- _Set problem_
State how many lines in the listing below include the word "name". Give nothing but the number.

- _A block of data_
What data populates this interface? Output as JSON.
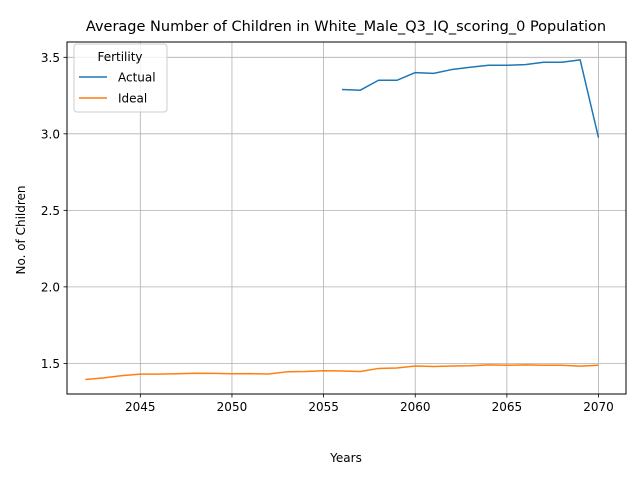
{
  "chart_data": {
    "type": "line",
    "title": "Average Number of Children in White_Male_Q3_IQ_scoring_0 Population",
    "xlabel": "Years",
    "ylabel": "No. of Children",
    "xlim": [
      2041,
      2071.5
    ],
    "ylim": [
      1.3,
      3.6
    ],
    "xticks": [
      2045,
      2050,
      2055,
      2060,
      2065,
      2070
    ],
    "yticks": [
      1.5,
      2.0,
      2.5,
      3.0,
      3.5
    ],
    "ytick_labels": [
      "1.5",
      "2.0",
      "2.5",
      "3.0",
      "3.5"
    ],
    "grid": true,
    "legend": {
      "title": "Fertility",
      "placement": "upper-left"
    },
    "series": [
      {
        "name": "Actual",
        "color": "#1f77b4",
        "x": [
          2056,
          2057,
          2058,
          2059,
          2060,
          2061,
          2062,
          2063,
          2064,
          2065,
          2066,
          2067,
          2068,
          2069,
          2070
        ],
        "values": [
          3.29,
          3.285,
          3.35,
          3.35,
          3.4,
          3.395,
          3.42,
          3.435,
          3.448,
          3.448,
          3.452,
          3.468,
          3.468,
          3.483,
          2.975
        ]
      },
      {
        "name": "Ideal",
        "color": "#ff7f0e",
        "x": [
          2042,
          2043,
          2044,
          2045,
          2046,
          2047,
          2048,
          2049,
          2050,
          2051,
          2052,
          2053,
          2054,
          2055,
          2056,
          2057,
          2058,
          2059,
          2060,
          2061,
          2062,
          2063,
          2064,
          2065,
          2066,
          2067,
          2068,
          2069,
          2070
        ],
        "values": [
          1.395,
          1.405,
          1.42,
          1.43,
          1.43,
          1.432,
          1.436,
          1.435,
          1.432,
          1.433,
          1.431,
          1.445,
          1.447,
          1.452,
          1.45,
          1.447,
          1.467,
          1.47,
          1.483,
          1.48,
          1.483,
          1.485,
          1.49,
          1.488,
          1.49,
          1.488,
          1.488,
          1.482,
          1.488
        ]
      }
    ]
  }
}
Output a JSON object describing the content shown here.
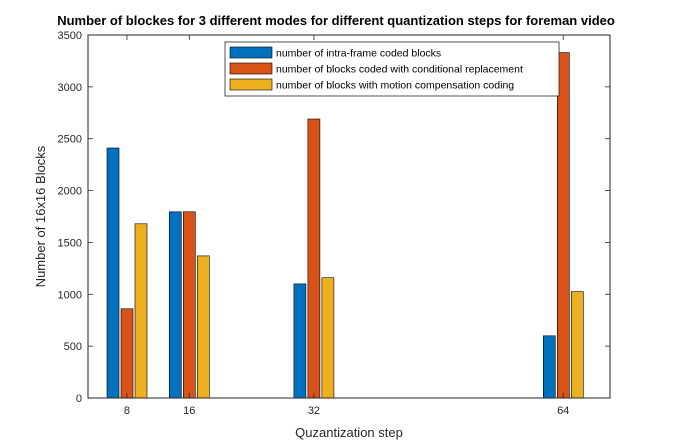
{
  "chart_data": {
    "type": "bar",
    "title": "Number of blockes for 3 different modes for different quantization steps for foreman video",
    "xlabel": "Quzantization step",
    "ylabel": "Number of 16x16 Blocks",
    "x": [
      8,
      16,
      32,
      64
    ],
    "x_tick_labels": [
      "8",
      "16",
      "32",
      "64"
    ],
    "xlim": [
      3,
      70
    ],
    "ylim": [
      0,
      3500
    ],
    "y_ticks": [
      0,
      500,
      1000,
      1500,
      2000,
      2500,
      3000,
      3500
    ],
    "y_tick_labels": [
      "0",
      "500",
      "1000",
      "1500",
      "2000",
      "2500",
      "3000",
      "3500"
    ],
    "grid": false,
    "legend_position": "top-right",
    "series": [
      {
        "name": "number of intra-frame coded blocks",
        "color": "#0072BD",
        "values": [
          2410,
          1795,
          1100,
          600
        ]
      },
      {
        "name": "number of blocks coded with conditional replacement",
        "color": "#D95319",
        "values": [
          860,
          1795,
          2690,
          3330
        ]
      },
      {
        "name": "number of blocks with motion compensation coding",
        "color": "#EDB120",
        "values": [
          1680,
          1370,
          1160,
          1025
        ]
      }
    ]
  }
}
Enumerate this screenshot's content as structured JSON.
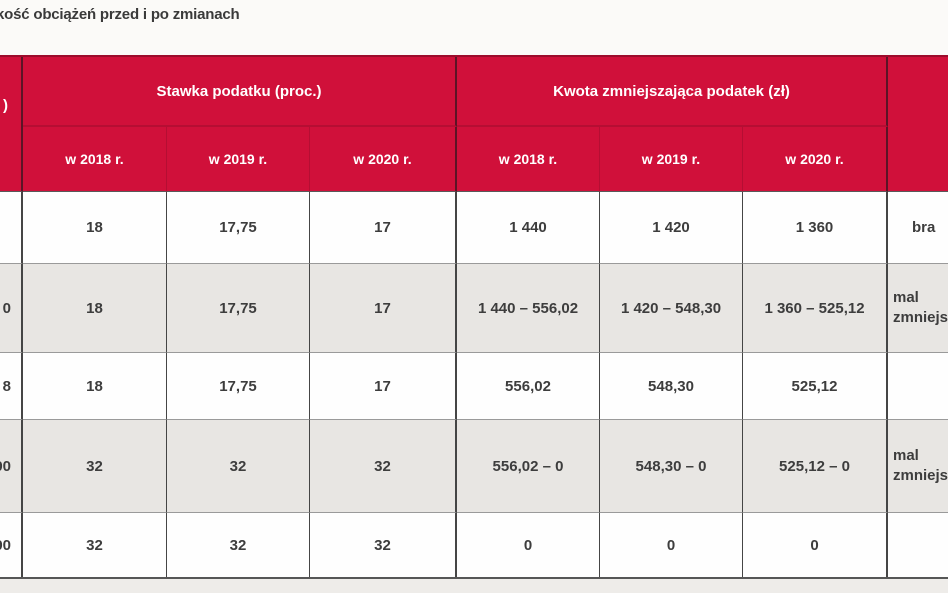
{
  "page": {
    "title_fragment": "kość obciążeń przed i po zmianach"
  },
  "theme": {
    "header_red": "#d0103a",
    "header_divider": "#b50e33",
    "group_border": "#5c1426",
    "row_alt": "#e8e6e3",
    "border_dark": "#454545",
    "border_light": "#9a9a9a",
    "page_top": "#fbfaf8",
    "page_bottom": "#eeece9",
    "text": "#3d3d3d"
  },
  "table": {
    "corner_header_fragment": ")",
    "group_headers": [
      "Stawka podatku (proc.)",
      "Kwota zmniejszająca podatek (zł)"
    ],
    "year_headers": [
      "w 2018 r.",
      "w 2019 r.",
      "w 2020 r.",
      "w 2018 r.",
      "w 2019 r.",
      "w 2020 r."
    ],
    "rows": [
      {
        "base_fragment": "",
        "stawka": [
          "18",
          "17,75",
          "17"
        ],
        "kwota": [
          "1 440",
          "1 420",
          "1 360"
        ],
        "note_fragment": "bra"
      },
      {
        "base_fragment": "0",
        "stawka": [
          "18",
          "17,75",
          "17"
        ],
        "kwota": [
          "1 440 – 556,02",
          "1 420 – 548,30",
          "1 360 – 525,12"
        ],
        "note_fragment": "mal\nzmniejs"
      },
      {
        "base_fragment": "8",
        "stawka": [
          "18",
          "17,75",
          "17"
        ],
        "kwota": [
          "556,02",
          "548,30",
          "525,12"
        ],
        "note_fragment": ""
      },
      {
        "base_fragment": "00",
        "stawka": [
          "32",
          "32",
          "32"
        ],
        "kwota": [
          "556,02 – 0",
          "548,30 – 0",
          "525,12 – 0"
        ],
        "note_fragment": "mal\nzmniejs"
      },
      {
        "base_fragment": "00",
        "stawka": [
          "32",
          "32",
          "32"
        ],
        "kwota": [
          "0",
          "0",
          "0"
        ],
        "note_fragment": ""
      }
    ]
  }
}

- _Reply_
5